• SHORT PROBLEM
Filter the entries and keep only the lines where the string "text" appears.

• LISTING

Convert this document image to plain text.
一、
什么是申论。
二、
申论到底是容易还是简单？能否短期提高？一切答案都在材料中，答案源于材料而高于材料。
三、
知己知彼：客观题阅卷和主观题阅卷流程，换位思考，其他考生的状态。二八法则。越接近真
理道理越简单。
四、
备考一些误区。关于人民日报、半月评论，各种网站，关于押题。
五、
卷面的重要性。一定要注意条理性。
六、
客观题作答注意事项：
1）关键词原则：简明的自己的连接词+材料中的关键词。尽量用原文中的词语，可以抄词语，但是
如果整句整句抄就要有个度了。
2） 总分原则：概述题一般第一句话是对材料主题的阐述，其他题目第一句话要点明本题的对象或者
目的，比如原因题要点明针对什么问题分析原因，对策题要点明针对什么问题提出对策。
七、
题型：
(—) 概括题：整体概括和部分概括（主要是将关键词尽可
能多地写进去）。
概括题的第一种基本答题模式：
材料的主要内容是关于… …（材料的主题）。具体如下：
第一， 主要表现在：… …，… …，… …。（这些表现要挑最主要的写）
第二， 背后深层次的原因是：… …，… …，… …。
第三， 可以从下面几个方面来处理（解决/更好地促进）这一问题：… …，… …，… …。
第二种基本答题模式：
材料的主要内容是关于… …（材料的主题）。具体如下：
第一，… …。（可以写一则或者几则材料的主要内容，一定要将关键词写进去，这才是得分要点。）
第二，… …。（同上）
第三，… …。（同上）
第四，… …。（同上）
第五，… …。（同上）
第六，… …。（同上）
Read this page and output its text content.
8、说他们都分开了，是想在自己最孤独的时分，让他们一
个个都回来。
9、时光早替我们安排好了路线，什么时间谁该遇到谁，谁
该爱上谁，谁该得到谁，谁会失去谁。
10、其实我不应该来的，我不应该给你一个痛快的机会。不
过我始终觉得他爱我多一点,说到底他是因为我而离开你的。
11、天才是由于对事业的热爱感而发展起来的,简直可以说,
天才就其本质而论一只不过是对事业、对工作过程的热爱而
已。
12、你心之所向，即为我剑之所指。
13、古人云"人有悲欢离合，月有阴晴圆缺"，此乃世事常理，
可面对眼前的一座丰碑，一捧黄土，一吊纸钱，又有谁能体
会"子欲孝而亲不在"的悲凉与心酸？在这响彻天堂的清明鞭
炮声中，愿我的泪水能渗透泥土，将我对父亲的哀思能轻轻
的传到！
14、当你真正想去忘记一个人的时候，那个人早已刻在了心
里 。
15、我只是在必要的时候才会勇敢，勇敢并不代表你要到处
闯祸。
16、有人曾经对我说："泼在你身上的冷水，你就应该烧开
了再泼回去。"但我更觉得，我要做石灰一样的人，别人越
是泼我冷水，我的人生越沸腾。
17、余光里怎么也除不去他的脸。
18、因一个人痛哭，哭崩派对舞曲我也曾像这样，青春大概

• SOLUTION FOR THIS TASK
Convert this document image to plain text.
Read this page and output its text content.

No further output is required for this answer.